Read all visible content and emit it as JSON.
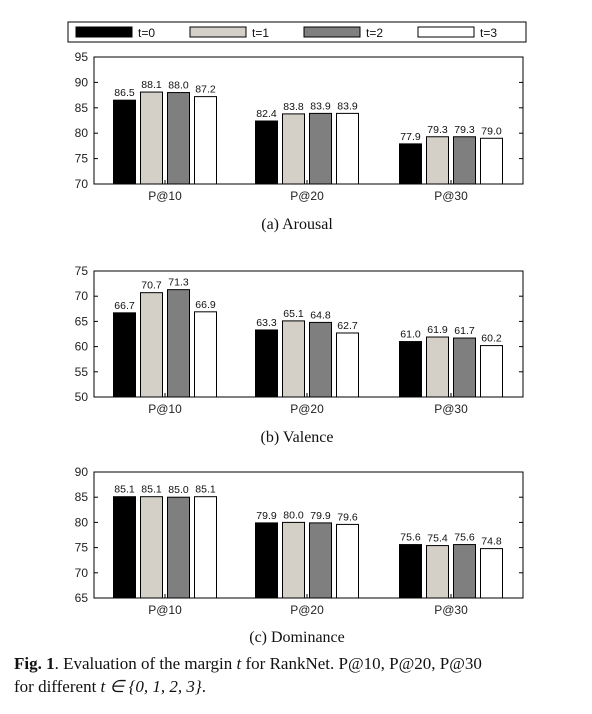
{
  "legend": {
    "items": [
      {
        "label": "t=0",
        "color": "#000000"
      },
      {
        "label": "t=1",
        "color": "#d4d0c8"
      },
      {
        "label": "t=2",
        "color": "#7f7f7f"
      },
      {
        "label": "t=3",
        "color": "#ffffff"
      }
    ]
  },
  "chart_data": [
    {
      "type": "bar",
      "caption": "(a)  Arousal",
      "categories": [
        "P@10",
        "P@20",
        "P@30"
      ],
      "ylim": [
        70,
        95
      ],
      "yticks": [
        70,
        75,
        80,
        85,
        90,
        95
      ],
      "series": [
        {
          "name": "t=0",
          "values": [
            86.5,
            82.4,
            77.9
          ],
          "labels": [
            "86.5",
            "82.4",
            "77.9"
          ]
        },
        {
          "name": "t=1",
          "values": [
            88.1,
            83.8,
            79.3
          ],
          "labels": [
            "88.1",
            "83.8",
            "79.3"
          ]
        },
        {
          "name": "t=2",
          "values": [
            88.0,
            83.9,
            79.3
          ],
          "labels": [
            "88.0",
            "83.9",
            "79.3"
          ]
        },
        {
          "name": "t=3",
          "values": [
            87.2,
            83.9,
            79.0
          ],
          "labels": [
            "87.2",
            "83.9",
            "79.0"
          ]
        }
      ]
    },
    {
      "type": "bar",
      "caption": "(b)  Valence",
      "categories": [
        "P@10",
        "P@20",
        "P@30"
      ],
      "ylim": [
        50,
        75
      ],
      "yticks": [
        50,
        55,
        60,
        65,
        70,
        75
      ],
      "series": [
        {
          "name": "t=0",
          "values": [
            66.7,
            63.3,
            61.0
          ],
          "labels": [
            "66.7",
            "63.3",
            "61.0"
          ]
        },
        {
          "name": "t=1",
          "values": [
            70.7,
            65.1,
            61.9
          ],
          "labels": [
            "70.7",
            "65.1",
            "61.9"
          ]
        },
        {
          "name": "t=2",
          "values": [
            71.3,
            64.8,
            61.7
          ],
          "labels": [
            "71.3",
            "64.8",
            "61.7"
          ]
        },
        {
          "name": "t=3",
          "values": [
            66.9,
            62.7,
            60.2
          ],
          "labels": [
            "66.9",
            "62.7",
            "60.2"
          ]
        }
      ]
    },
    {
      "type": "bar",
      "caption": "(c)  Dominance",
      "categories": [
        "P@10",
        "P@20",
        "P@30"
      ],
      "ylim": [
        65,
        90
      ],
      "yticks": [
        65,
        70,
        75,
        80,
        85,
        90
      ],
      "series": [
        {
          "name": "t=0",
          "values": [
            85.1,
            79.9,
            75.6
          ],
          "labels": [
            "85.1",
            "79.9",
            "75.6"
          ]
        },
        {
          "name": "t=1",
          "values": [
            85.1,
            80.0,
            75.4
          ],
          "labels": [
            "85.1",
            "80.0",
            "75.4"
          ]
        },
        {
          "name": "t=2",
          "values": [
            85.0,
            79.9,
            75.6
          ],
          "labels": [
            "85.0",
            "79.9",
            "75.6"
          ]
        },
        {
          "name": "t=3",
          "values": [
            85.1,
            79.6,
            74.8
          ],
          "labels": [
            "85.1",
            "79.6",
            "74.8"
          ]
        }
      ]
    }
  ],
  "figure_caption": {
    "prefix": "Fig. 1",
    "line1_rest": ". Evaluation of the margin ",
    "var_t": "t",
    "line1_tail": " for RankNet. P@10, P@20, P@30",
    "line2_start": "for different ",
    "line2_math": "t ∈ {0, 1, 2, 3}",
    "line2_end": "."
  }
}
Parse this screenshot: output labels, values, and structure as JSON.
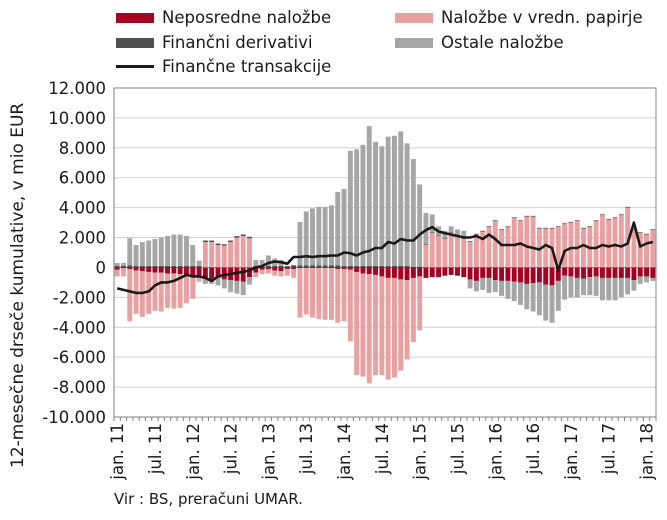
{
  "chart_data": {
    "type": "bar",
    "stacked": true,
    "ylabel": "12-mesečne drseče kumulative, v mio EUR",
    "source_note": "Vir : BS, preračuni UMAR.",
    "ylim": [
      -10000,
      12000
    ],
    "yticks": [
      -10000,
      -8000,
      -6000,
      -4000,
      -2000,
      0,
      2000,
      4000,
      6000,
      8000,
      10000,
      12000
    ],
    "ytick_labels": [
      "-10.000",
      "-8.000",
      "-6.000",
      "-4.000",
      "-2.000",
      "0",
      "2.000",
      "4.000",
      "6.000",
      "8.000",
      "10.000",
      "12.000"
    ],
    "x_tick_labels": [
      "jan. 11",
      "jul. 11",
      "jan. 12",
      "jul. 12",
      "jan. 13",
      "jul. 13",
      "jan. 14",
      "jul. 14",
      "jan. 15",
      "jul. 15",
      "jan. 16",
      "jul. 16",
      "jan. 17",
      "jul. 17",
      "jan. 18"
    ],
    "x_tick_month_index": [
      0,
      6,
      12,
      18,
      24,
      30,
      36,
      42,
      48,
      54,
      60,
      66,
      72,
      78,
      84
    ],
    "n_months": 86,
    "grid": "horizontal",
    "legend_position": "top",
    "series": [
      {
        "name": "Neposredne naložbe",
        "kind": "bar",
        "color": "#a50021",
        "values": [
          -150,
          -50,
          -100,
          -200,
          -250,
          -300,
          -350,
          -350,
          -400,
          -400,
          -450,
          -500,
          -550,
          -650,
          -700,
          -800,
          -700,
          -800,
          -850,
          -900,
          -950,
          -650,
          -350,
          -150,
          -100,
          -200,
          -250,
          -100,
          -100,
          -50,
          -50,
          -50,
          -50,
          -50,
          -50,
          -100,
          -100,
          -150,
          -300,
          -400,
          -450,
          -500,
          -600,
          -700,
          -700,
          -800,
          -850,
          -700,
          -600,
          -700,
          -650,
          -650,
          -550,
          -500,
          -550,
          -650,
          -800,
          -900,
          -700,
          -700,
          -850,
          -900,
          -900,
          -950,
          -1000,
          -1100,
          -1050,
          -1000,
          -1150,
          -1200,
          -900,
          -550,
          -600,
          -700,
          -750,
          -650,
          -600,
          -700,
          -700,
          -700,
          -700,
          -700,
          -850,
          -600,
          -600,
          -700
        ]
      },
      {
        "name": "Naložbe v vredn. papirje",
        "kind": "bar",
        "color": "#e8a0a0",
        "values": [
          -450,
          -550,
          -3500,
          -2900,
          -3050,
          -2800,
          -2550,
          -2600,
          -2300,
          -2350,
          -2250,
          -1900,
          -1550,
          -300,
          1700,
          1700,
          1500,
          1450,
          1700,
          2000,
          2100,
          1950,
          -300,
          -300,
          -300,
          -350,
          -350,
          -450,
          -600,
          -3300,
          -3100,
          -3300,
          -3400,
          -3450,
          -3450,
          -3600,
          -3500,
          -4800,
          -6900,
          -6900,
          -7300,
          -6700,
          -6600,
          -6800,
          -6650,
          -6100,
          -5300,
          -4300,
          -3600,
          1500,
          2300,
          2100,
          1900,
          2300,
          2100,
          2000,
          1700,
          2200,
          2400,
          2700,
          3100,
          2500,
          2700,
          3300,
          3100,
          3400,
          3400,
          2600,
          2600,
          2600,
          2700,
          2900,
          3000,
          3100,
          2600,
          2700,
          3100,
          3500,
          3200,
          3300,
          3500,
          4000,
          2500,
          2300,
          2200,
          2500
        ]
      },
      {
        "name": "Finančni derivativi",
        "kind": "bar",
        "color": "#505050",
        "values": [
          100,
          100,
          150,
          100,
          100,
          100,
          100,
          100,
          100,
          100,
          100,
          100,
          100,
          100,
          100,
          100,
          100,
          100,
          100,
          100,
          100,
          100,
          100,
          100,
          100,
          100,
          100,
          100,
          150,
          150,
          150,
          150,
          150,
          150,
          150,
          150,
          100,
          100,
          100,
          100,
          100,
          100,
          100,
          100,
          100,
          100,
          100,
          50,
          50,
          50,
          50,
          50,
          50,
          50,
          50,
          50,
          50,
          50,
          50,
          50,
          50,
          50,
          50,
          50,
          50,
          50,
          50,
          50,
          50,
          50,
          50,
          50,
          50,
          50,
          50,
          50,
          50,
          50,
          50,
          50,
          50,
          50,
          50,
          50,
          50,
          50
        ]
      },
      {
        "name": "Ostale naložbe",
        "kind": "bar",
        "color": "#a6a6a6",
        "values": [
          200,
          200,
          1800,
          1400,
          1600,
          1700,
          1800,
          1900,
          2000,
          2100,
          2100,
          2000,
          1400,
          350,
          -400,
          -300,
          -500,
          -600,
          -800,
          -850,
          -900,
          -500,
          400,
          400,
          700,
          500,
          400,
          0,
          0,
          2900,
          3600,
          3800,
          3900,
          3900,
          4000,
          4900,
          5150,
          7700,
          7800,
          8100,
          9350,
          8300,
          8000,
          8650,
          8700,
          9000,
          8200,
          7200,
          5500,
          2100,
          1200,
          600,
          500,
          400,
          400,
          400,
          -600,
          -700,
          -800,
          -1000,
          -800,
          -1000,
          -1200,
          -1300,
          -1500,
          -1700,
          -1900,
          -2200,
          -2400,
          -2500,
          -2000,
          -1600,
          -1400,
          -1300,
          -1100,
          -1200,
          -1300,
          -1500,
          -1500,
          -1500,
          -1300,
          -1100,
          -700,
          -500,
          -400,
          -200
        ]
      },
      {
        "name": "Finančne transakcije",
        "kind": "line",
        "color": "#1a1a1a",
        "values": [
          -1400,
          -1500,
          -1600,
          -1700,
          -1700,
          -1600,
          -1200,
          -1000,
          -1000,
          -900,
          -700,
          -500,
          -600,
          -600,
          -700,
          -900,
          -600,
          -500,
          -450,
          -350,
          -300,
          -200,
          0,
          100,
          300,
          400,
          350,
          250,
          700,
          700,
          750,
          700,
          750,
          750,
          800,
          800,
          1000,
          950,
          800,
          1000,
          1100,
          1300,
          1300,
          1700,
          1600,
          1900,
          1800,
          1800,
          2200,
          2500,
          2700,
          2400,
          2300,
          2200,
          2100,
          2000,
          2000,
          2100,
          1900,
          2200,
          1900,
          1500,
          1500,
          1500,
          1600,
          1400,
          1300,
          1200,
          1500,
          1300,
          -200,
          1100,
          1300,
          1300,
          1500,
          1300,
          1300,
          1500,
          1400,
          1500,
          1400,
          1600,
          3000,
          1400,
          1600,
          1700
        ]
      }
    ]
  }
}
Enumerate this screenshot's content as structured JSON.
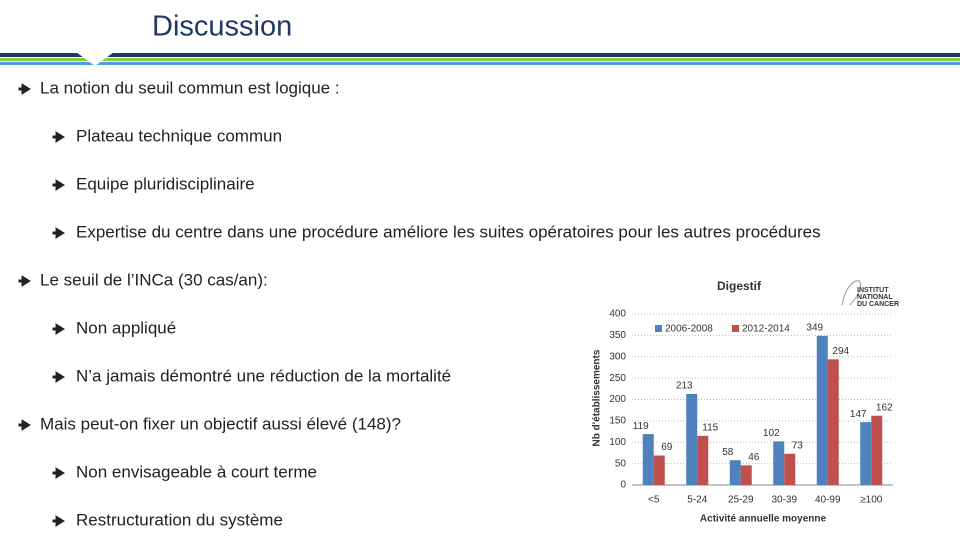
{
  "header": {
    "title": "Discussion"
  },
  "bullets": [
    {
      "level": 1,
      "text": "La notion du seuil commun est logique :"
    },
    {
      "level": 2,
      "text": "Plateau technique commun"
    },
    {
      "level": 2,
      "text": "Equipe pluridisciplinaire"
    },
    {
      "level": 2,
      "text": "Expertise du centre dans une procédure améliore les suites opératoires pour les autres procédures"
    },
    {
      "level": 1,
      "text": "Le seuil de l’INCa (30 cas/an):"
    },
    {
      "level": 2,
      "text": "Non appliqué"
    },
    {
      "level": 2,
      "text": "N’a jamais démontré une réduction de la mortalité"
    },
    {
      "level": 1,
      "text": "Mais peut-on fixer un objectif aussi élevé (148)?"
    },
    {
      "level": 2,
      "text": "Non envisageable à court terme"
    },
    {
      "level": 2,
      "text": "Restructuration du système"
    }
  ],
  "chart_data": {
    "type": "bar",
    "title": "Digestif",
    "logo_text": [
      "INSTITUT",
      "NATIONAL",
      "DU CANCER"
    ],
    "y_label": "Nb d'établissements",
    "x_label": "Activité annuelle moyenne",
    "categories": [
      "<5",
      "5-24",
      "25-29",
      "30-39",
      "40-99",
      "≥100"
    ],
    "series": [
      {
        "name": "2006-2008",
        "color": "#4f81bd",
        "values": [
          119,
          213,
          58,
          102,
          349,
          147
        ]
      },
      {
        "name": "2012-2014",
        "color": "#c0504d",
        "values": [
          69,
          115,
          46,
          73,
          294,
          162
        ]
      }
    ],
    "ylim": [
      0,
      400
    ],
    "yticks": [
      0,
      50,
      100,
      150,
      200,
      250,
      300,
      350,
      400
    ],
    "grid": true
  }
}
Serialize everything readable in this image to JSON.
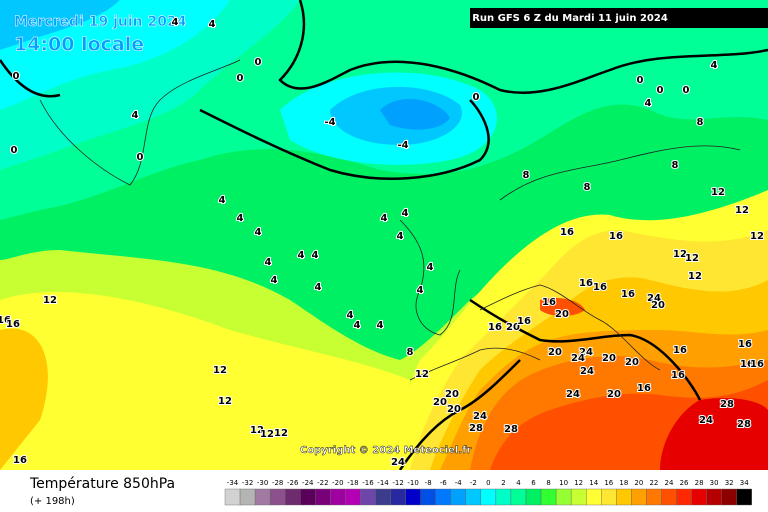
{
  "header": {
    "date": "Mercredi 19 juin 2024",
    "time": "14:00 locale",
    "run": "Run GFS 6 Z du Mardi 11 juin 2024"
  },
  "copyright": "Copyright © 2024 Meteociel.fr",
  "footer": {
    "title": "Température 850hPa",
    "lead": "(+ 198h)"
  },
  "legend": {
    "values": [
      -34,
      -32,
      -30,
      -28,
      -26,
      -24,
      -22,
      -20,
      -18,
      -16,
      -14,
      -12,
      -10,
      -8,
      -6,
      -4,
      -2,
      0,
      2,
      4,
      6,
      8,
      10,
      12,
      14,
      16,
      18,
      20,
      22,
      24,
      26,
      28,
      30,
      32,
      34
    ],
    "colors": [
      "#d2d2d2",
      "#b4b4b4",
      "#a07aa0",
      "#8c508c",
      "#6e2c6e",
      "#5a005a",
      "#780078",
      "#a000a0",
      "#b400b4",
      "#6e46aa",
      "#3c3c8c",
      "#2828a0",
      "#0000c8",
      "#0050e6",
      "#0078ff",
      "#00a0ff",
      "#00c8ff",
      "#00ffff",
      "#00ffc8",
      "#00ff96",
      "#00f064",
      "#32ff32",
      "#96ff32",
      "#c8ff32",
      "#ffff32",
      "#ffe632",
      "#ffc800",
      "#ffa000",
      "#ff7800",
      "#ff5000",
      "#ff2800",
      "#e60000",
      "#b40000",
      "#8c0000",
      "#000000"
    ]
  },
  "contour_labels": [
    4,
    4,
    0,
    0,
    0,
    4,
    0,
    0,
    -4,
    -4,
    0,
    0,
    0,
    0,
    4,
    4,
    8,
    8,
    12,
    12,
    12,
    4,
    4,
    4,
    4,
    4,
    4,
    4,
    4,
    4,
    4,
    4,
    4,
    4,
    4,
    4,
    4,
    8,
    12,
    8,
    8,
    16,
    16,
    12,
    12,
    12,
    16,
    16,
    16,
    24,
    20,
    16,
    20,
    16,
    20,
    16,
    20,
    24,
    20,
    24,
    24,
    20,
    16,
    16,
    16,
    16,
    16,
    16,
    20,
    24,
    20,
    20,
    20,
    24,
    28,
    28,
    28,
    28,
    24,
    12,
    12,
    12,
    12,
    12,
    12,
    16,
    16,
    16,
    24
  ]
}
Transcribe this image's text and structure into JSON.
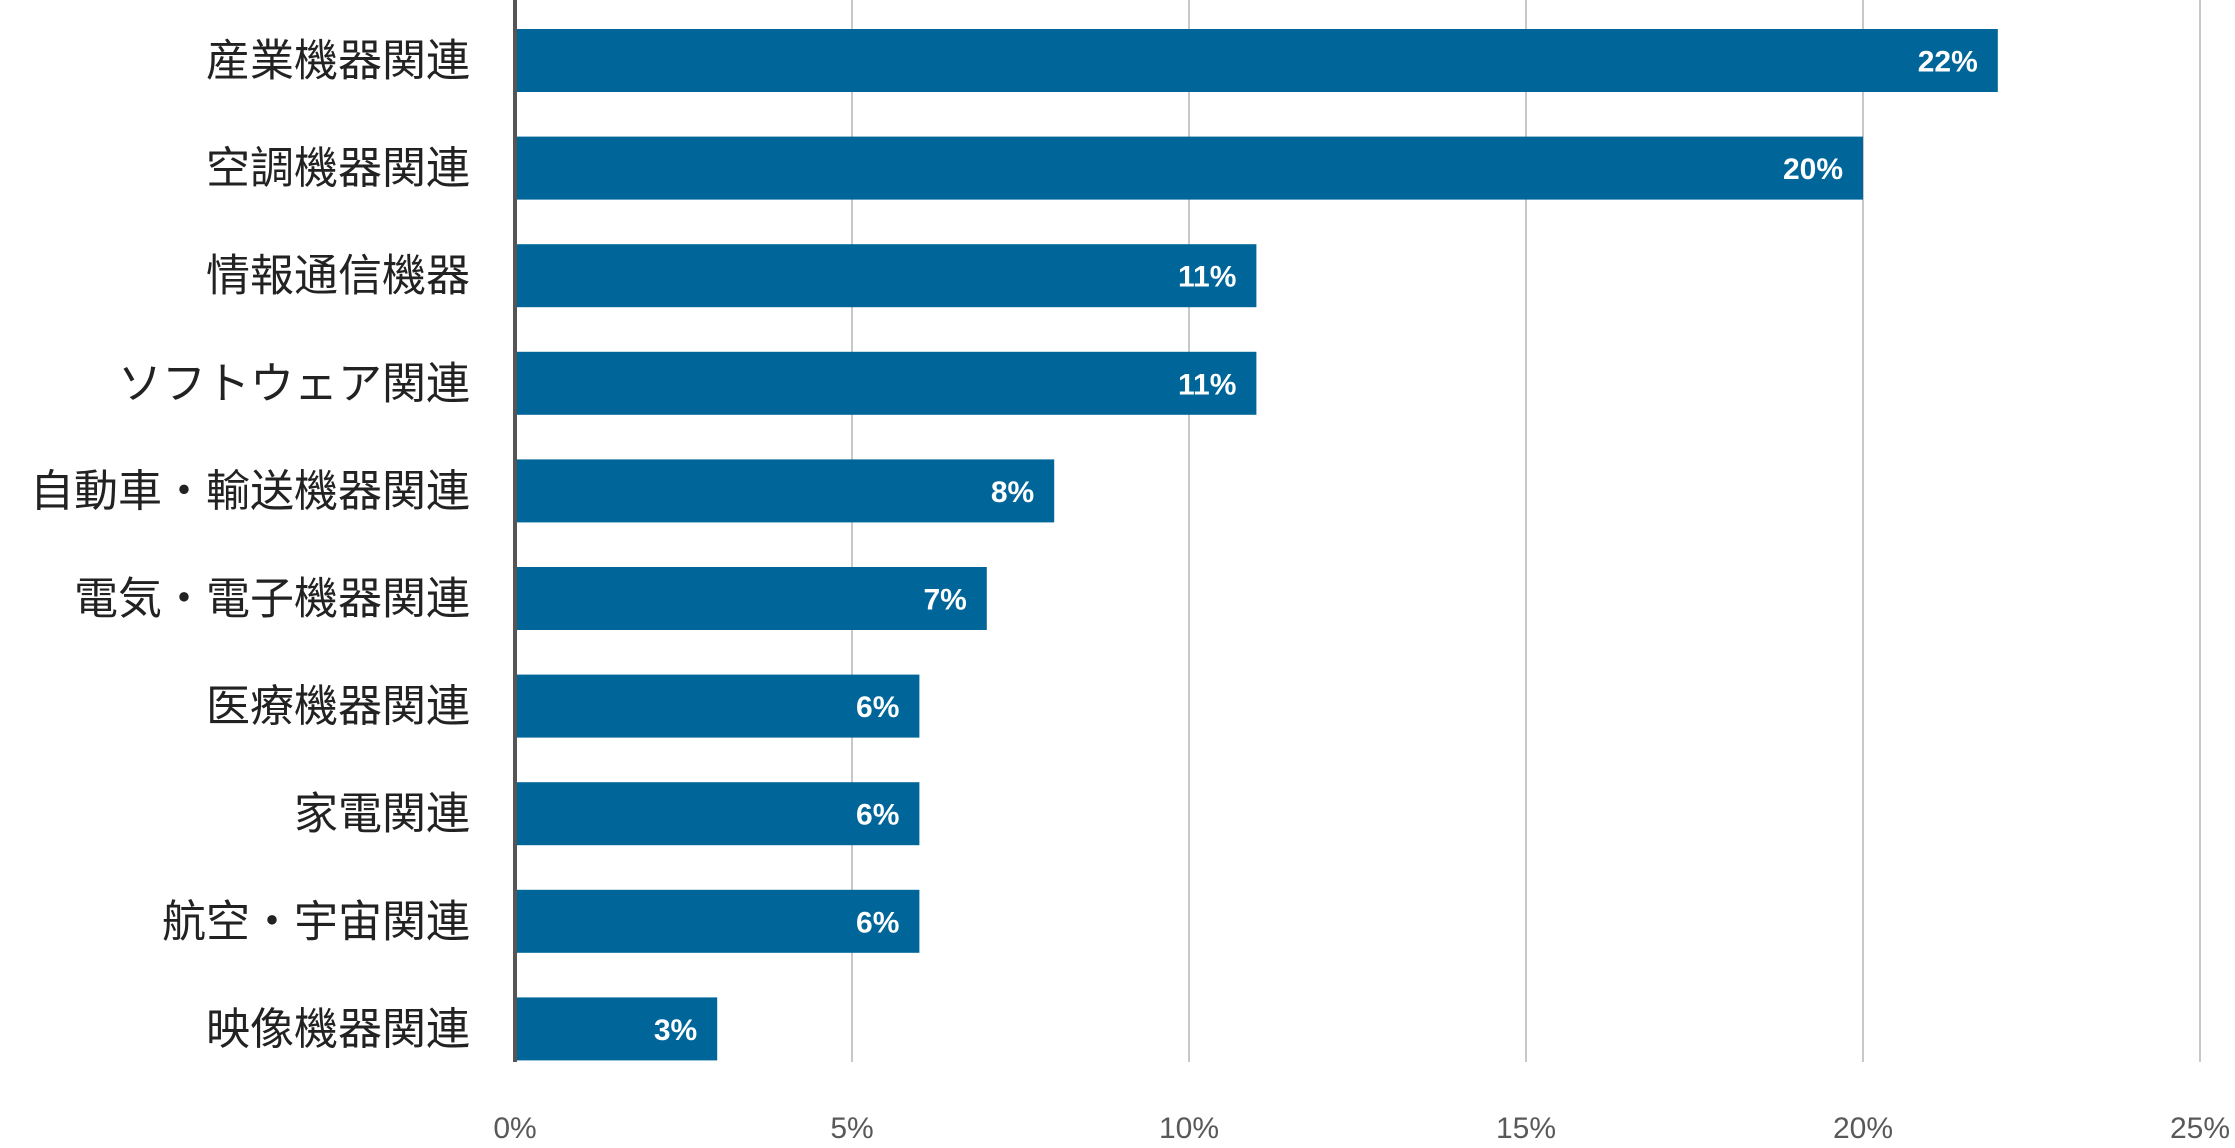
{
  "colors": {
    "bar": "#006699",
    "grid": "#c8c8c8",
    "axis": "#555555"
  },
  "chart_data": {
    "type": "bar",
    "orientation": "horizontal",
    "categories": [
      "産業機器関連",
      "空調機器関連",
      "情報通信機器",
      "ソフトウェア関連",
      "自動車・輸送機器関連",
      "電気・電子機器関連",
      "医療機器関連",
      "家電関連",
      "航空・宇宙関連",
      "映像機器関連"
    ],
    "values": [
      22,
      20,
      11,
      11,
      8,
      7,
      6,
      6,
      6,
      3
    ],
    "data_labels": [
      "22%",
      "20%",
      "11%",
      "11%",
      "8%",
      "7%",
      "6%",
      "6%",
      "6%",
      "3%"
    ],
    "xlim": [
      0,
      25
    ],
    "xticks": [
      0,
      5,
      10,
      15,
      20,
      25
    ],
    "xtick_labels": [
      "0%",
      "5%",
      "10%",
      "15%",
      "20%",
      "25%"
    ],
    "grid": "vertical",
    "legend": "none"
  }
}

[GOAL] Copy exactly the lines from the line containing "Transcribe this image's" through the last line of the records, both included, and omit every picture.

[EXERCISE SOLUTION]
Transcribe this image's text and structure into JSON.
{
  "colors": {
    "bar": "#006699",
    "grid": "#c8c8c8",
    "axis": "#555555"
  },
  "chart_data": {
    "type": "bar",
    "orientation": "horizontal",
    "categories": [
      "産業機器関連",
      "空調機器関連",
      "情報通信機器",
      "ソフトウェア関連",
      "自動車・輸送機器関連",
      "電気・電子機器関連",
      "医療機器関連",
      "家電関連",
      "航空・宇宙関連",
      "映像機器関連"
    ],
    "values": [
      22,
      20,
      11,
      11,
      8,
      7,
      6,
      6,
      6,
      3
    ],
    "data_labels": [
      "22%",
      "20%",
      "11%",
      "11%",
      "8%",
      "7%",
      "6%",
      "6%",
      "6%",
      "3%"
    ],
    "xlim": [
      0,
      25
    ],
    "xticks": [
      0,
      5,
      10,
      15,
      20,
      25
    ],
    "xtick_labels": [
      "0%",
      "5%",
      "10%",
      "15%",
      "20%",
      "25%"
    ],
    "grid": "vertical",
    "legend": "none"
  }
}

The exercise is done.